WHAT IS ASKED:
Below is a block of records: output all of them exactly and leave out the pictures.
━━━ GIVEN ENTRIES ━━━
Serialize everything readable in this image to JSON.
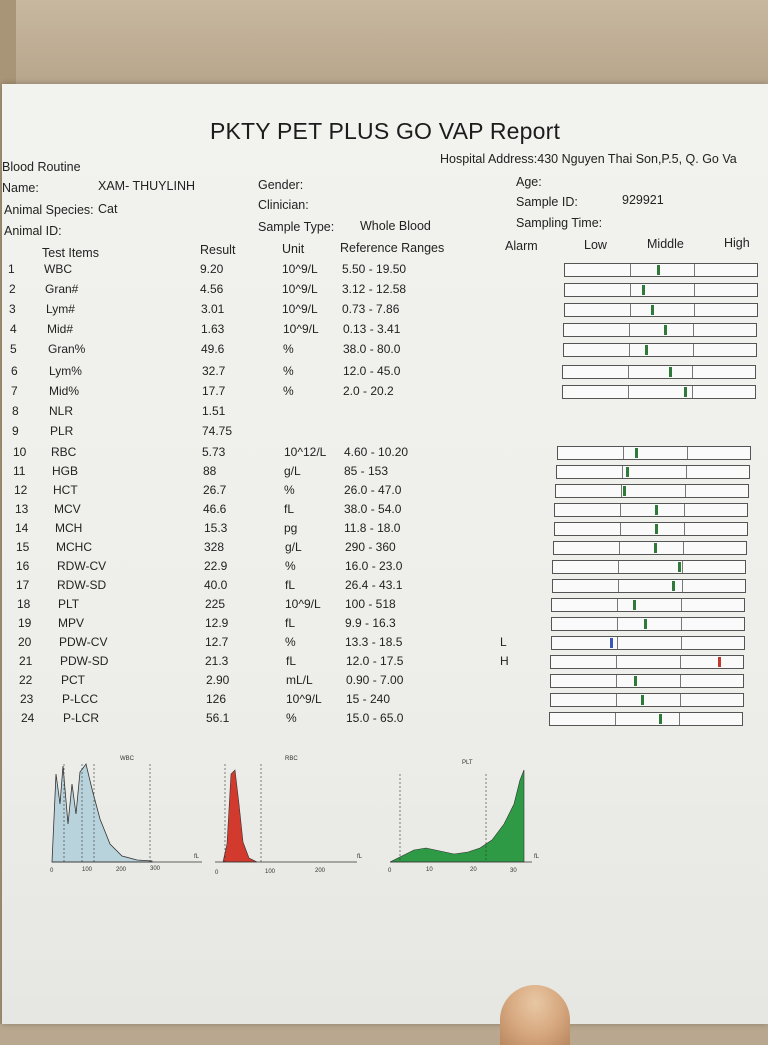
{
  "report": {
    "title": "PKTY PET PLUS GO VAP Report",
    "section": "Blood Routine",
    "address": "Hospital Address:430 Nguyen Thai Son,P.5, Q. Go Va"
  },
  "patient": {
    "name_label": "Name:",
    "name_value": "XAM- THUYLINH",
    "species_label": "Animal Species:",
    "species_value": "Cat",
    "id_label": "Animal ID:",
    "gender_label": "Gender:",
    "clinician_label": "Clinician:",
    "sample_type_label": "Sample Type:",
    "sample_type_value": "Whole Blood",
    "age_label": "Age:",
    "sample_id_label": "Sample ID:",
    "sample_id_value": "929921",
    "sampling_time_label": "Sampling Time:"
  },
  "columns": {
    "test_items": "Test Items",
    "result": "Result",
    "unit": "Unit",
    "ref": "Reference Ranges",
    "alarm": "Alarm",
    "low": "Low",
    "middle": "Middle",
    "high": "High"
  },
  "rows": [
    {
      "n": "1",
      "item": "WBC",
      "result": "9.20",
      "unit": "10^9/L",
      "ref": "5.50 - 19.50",
      "alarm": "",
      "pos": 0.48,
      "color": "#2f7a3a"
    },
    {
      "n": "2",
      "item": "Gran#",
      "result": "4.56",
      "unit": "10^9/L",
      "ref": "3.12 - 12.58",
      "alarm": "",
      "pos": 0.4,
      "color": "#2f7a3a"
    },
    {
      "n": "3",
      "item": "Lym#",
      "result": "3.01",
      "unit": "10^9/L",
      "ref": "0.73 - 7.86",
      "alarm": "",
      "pos": 0.45,
      "color": "#2f7a3a"
    },
    {
      "n": "4",
      "item": "Mid#",
      "result": "1.63",
      "unit": "10^9/L",
      "ref": "0.13 - 3.41",
      "alarm": "",
      "pos": 0.52,
      "color": "#2f7a3a"
    },
    {
      "n": "5",
      "item": "Gran%",
      "result": "49.6",
      "unit": "%",
      "ref": "38.0 - 80.0",
      "alarm": "",
      "pos": 0.42,
      "color": "#2f7a3a"
    },
    {
      "n": "6",
      "item": "Lym%",
      "result": "32.7",
      "unit": "%",
      "ref": "12.0 - 45.0",
      "alarm": "",
      "pos": 0.55,
      "color": "#2f7a3a"
    },
    {
      "n": "7",
      "item": "Mid%",
      "result": "17.7",
      "unit": "%",
      "ref": "2.0 - 20.2",
      "alarm": "",
      "pos": 0.63,
      "color": "#2f7a3a"
    },
    {
      "n": "8",
      "item": "NLR",
      "result": "1.51",
      "unit": "",
      "ref": "",
      "alarm": "",
      "pos": null,
      "color": ""
    },
    {
      "n": "9",
      "item": "PLR",
      "result": "74.75",
      "unit": "",
      "ref": "",
      "alarm": "",
      "pos": null,
      "color": ""
    },
    {
      "n": "10",
      "item": "RBC",
      "result": "5.73",
      "unit": "10^12/L",
      "ref": "4.60 - 10.20",
      "alarm": "",
      "pos": 0.4,
      "color": "#2f7a3a"
    },
    {
      "n": "11",
      "item": "HGB",
      "result": "88",
      "unit": "g/L",
      "ref": "85 - 153",
      "alarm": "",
      "pos": 0.36,
      "color": "#2f7a3a"
    },
    {
      "n": "12",
      "item": "HCT",
      "result": "26.7",
      "unit": "%",
      "ref": "26.0 - 47.0",
      "alarm": "",
      "pos": 0.35,
      "color": "#2f7a3a"
    },
    {
      "n": "13",
      "item": "MCV",
      "result": "46.6",
      "unit": "fL",
      "ref": "38.0 - 54.0",
      "alarm": "",
      "pos": 0.52,
      "color": "#2f7a3a"
    },
    {
      "n": "14",
      "item": "MCH",
      "result": "15.3",
      "unit": "pg",
      "ref": "11.8 - 18.0",
      "alarm": "",
      "pos": 0.52,
      "color": "#2f7a3a"
    },
    {
      "n": "15",
      "item": "MCHC",
      "result": "328",
      "unit": "g/L",
      "ref": "290 - 360",
      "alarm": "",
      "pos": 0.52,
      "color": "#2f7a3a"
    },
    {
      "n": "16",
      "item": "RDW-CV",
      "result": "22.9",
      "unit": "%",
      "ref": "16.0 - 23.0",
      "alarm": "",
      "pos": 0.65,
      "color": "#2f7a3a"
    },
    {
      "n": "17",
      "item": "RDW-SD",
      "result": "40.0",
      "unit": "fL",
      "ref": "26.4 - 43.1",
      "alarm": "",
      "pos": 0.62,
      "color": "#2f7a3a"
    },
    {
      "n": "18",
      "item": "PLT",
      "result": "225",
      "unit": "10^9/L",
      "ref": "100 - 518",
      "alarm": "",
      "pos": 0.42,
      "color": "#2f7a3a"
    },
    {
      "n": "19",
      "item": "MPV",
      "result": "12.9",
      "unit": "fL",
      "ref": "9.9 - 16.3",
      "alarm": "",
      "pos": 0.48,
      "color": "#2f7a3a"
    },
    {
      "n": "20",
      "item": "PDW-CV",
      "result": "12.7",
      "unit": "%",
      "ref": "13.3 - 18.5",
      "alarm": "L",
      "pos": 0.3,
      "color": "#3a56b8"
    },
    {
      "n": "21",
      "item": "PDW-SD",
      "result": "21.3",
      "unit": "fL",
      "ref": "12.0 - 17.5",
      "alarm": "H",
      "pos": 0.87,
      "color": "#c0392b"
    },
    {
      "n": "22",
      "item": "PCT",
      "result": "2.90",
      "unit": "mL/L",
      "ref": "0.90 - 7.00",
      "alarm": "",
      "pos": 0.43,
      "color": "#2f7a3a"
    },
    {
      "n": "23",
      "item": "P-LCC",
      "result": "126",
      "unit": "10^9/L",
      "ref": "15 - 240",
      "alarm": "",
      "pos": 0.47,
      "color": "#2f7a3a"
    },
    {
      "n": "24",
      "item": "P-LCR",
      "result": "56.1",
      "unit": "%",
      "ref": "15.0 - 65.0",
      "alarm": "",
      "pos": 0.57,
      "color": "#2f7a3a"
    }
  ],
  "histograms": [
    {
      "name": "wbc",
      "title": "WBC",
      "ticks": [
        "0",
        "100",
        "200",
        "300"
      ],
      "unit": "fL",
      "color": "#b9d3dc"
    },
    {
      "name": "rbc",
      "title": "RBC",
      "ticks": [
        "0",
        "100",
        "200"
      ],
      "unit": "fL",
      "color": "#d23a2e"
    },
    {
      "name": "plt",
      "title": "PLT",
      "ticks": [
        "0",
        "10",
        "20",
        "30"
      ],
      "unit": "fL",
      "color": "#2e9a45"
    }
  ]
}
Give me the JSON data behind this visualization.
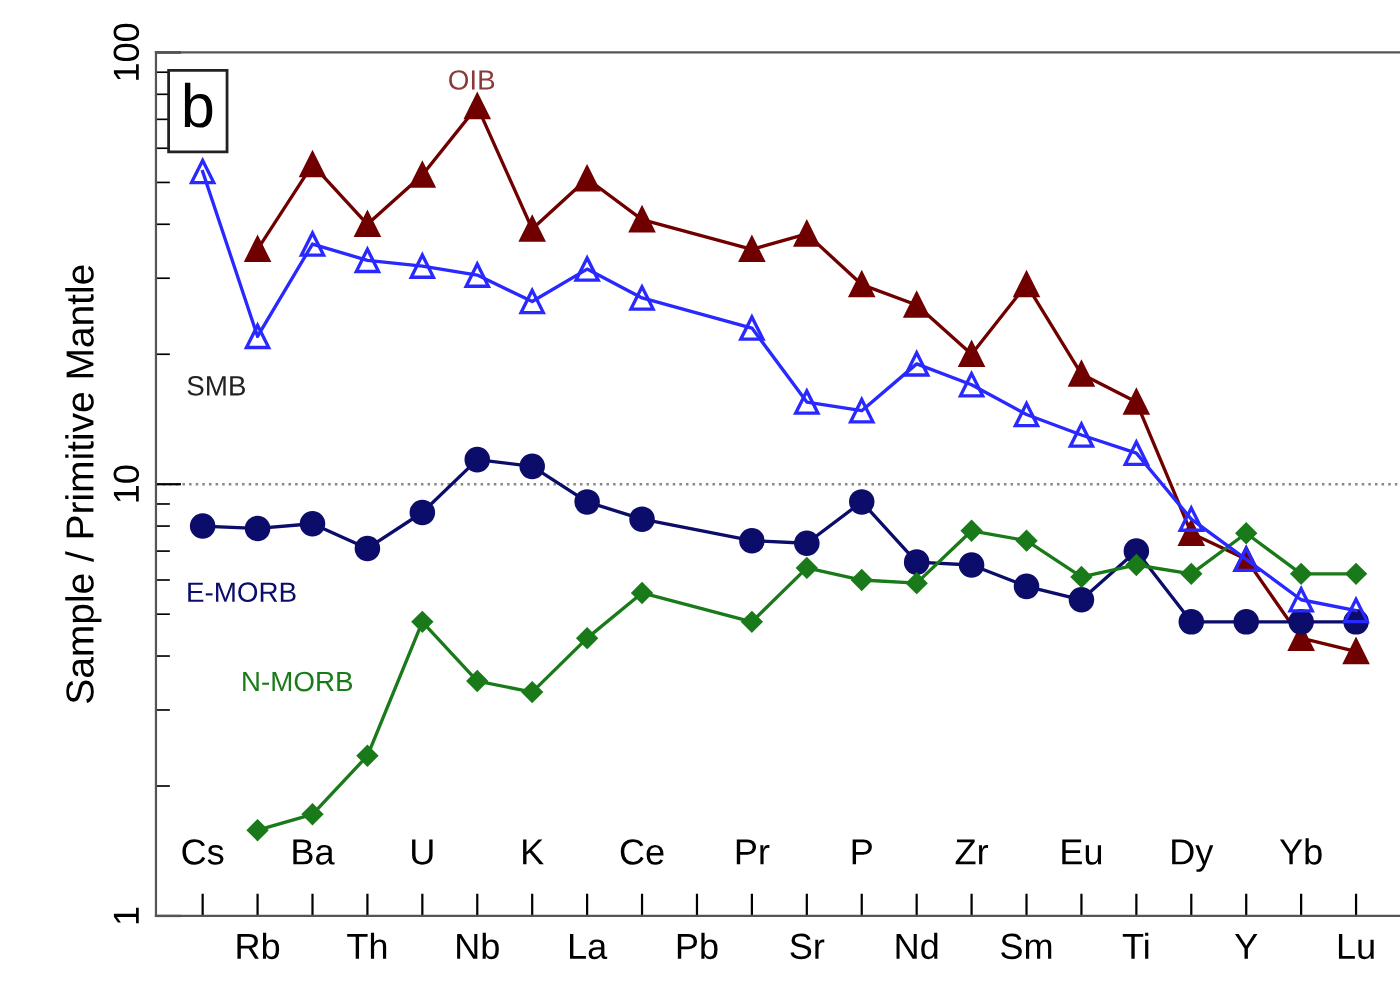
━━━
WRITTEN RESPONSE:
Serialize everything readable in this image to JSON.
{
  "report": {
    "title": "PKTY PET PLUS GO VAP Report",
    "section": "Blood Routine",
    "address": "Hospital Address:430 Nguyen Thai Son,P.5, Q. Go Va"
  },
  "patient": {
    "name_label": "Name:",
    "name_value": "XAM- THUYLINH",
    "species_label": "Animal Species:",
    "species_value": "Cat",
    "id_label": "Animal ID:",
    "gender_label": "Gender:",
    "clinician_label": "Clinician:",
    "sample_type_label": "Sample Type:",
    "sample_type_value": "Whole Blood",
    "age_label": "Age:",
    "sample_id_label": "Sample ID:",
    "sample_id_value": "929921",
    "sampling_time_label": "Sampling Time:"
  },
  "columns": {
    "test_items": "Test Items",
    "result": "Result",
    "unit": "Unit",
    "ref": "Reference Ranges",
    "alarm": "Alarm",
    "low": "Low",
    "middle": "Middle",
    "high": "High"
  },
  "rows": [
    {
      "n": "1",
      "item": "WBC",
      "result": "9.20",
      "unit": "10^9/L",
      "ref": "5.50 - 19.50",
      "alarm": "",
      "pos": 0.48,
      "color": "#2f7a3a"
    },
    {
      "n": "2",
      "item": "Gran#",
      "result": "4.56",
      "unit": "10^9/L",
      "ref": "3.12 - 12.58",
      "alarm": "",
      "pos": 0.4,
      "color": "#2f7a3a"
    },
    {
      "n": "3",
      "item": "Lym#",
      "result": "3.01",
      "unit": "10^9/L",
      "ref": "0.73 - 7.86",
      "alarm": "",
      "pos": 0.45,
      "color": "#2f7a3a"
    },
    {
      "n": "4",
      "item": "Mid#",
      "result": "1.63",
      "unit": "10^9/L",
      "ref": "0.13 - 3.41",
      "alarm": "",
      "pos": 0.52,
      "color": "#2f7a3a"
    },
    {
      "n": "5",
      "item": "Gran%",
      "result": "49.6",
      "unit": "%",
      "ref": "38.0 - 80.0",
      "alarm": "",
      "pos": 0.42,
      "color": "#2f7a3a"
    },
    {
      "n": "6",
      "item": "Lym%",
      "result": "32.7",
      "unit": "%",
      "ref": "12.0 - 45.0",
      "alarm": "",
      "pos": 0.55,
      "color": "#2f7a3a"
    },
    {
      "n": "7",
      "item": "Mid%",
      "result": "17.7",
      "unit": "%",
      "ref": "2.0 - 20.2",
      "alarm": "",
      "pos": 0.63,
      "color": "#2f7a3a"
    },
    {
      "n": "8",
      "item": "NLR",
      "result": "1.51",
      "unit": "",
      "ref": "",
      "alarm": "",
      "pos": null,
      "color": ""
    },
    {
      "n": "9",
      "item": "PLR",
      "result": "74.75",
      "unit": "",
      "ref": "",
      "alarm": "",
      "pos": null,
      "color": ""
    },
    {
      "n": "10",
      "item": "RBC",
      "result": "5.73",
      "unit": "10^12/L",
      "ref": "4.60 - 10.20",
      "alarm": "",
      "pos": 0.4,
      "color": "#2f7a3a"
    },
    {
      "n": "11",
      "item": "HGB",
      "result": "88",
      "unit": "g/L",
      "ref": "85 - 153",
      "alarm": "",
      "pos": 0.36,
      "color": "#2f7a3a"
    },
    {
      "n": "12",
      "item": "HCT",
      "result": "26.7",
      "unit": "%",
      "ref": "26.0 - 47.0",
      "alarm": "",
      "pos": 0.35,
      "color": "#2f7a3a"
    },
    {
      "n": "13",
      "item": "MCV",
      "result": "46.6",
      "unit": "fL",
      "ref": "38.0 - 54.0",
      "alarm": "",
      "pos": 0.52,
      "color": "#2f7a3a"
    },
    {
      "n": "14",
      "item": "MCH",
      "result": "15.3",
      "unit": "pg",
      "ref": "11.8 - 18.0",
      "alarm": "",
      "pos": 0.52,
      "color": "#2f7a3a"
    },
    {
      "n": "15",
      "item": "MCHC",
      "result": "328",
      "unit": "g/L",
      "ref": "290 - 360",
      "alarm": "",
      "pos": 0.52,
      "color": "#2f7a3a"
    },
    {
      "n": "16",
      "item": "RDW-CV",
      "result": "22.9",
      "unit": "%",
      "ref": "16.0 - 23.0",
      "alarm": "",
      "pos": 0.65,
      "color": "#2f7a3a"
    },
    {
      "n": "17",
      "item": "RDW-SD",
      "result": "40.0",
      "unit": "fL",
      "ref": "26.4 - 43.1",
      "alarm": "",
      "pos": 0.62,
      "color": "#2f7a3a"
    },
    {
      "n": "18",
      "item": "PLT",
      "result": "225",
      "unit": "10^9/L",
      "ref": "100 - 518",
      "alarm": "",
      "pos": 0.42,
      "color": "#2f7a3a"
    },
    {
      "n": "19",
      "item": "MPV",
      "result": "12.9",
      "unit": "fL",
      "ref": "9.9 - 16.3",
      "alarm": "",
      "pos": 0.48,
      "color": "#2f7a3a"
    },
    {
      "n": "20",
      "item": "PDW-CV",
      "result": "12.7",
      "unit": "%",
      "ref": "13.3 - 18.5",
      "alarm": "L",
      "pos": 0.3,
      "color": "#3a56b8"
    },
    {
      "n": "21",
      "item": "PDW-SD",
      "result": "21.3",
      "unit": "fL",
      "ref": "12.0 - 17.5",
      "alarm": "H",
      "pos": 0.87,
      "color": "#c0392b"
    },
    {
      "n": "22",
      "item": "PCT",
      "result": "2.90",
      "unit": "mL/L",
      "ref": "0.90 - 7.00",
      "alarm": "",
      "pos": 0.43,
      "color": "#2f7a3a"
    },
    {
      "n": "23",
      "item": "P-LCC",
      "result": "126",
      "unit": "10^9/L",
      "ref": "15 - 240",
      "alarm": "",
      "pos": 0.47,
      "color": "#2f7a3a"
    },
    {
      "n": "24",
      "item": "P-LCR",
      "result": "56.1",
      "unit": "%",
      "ref": "15.0 - 65.0",
      "alarm": "",
      "pos": 0.57,
      "color": "#2f7a3a"
    }
  ],
  "histograms": [
    {
      "name": "wbc",
      "title": "WBC",
      "ticks": [
        "0",
        "100",
        "200",
        "300"
      ],
      "unit": "fL",
      "color": "#b9d3dc"
    },
    {
      "name": "rbc",
      "title": "RBC",
      "ticks": [
        "0",
        "100",
        "200"
      ],
      "unit": "fL",
      "color": "#d23a2e"
    },
    {
      "name": "plt",
      "title": "PLT",
      "ticks": [
        "0",
        "10",
        "20",
        "30"
      ],
      "unit": "fL",
      "color": "#2e9a45"
    }
  ]
}
Give me the JSON data behind this visualization.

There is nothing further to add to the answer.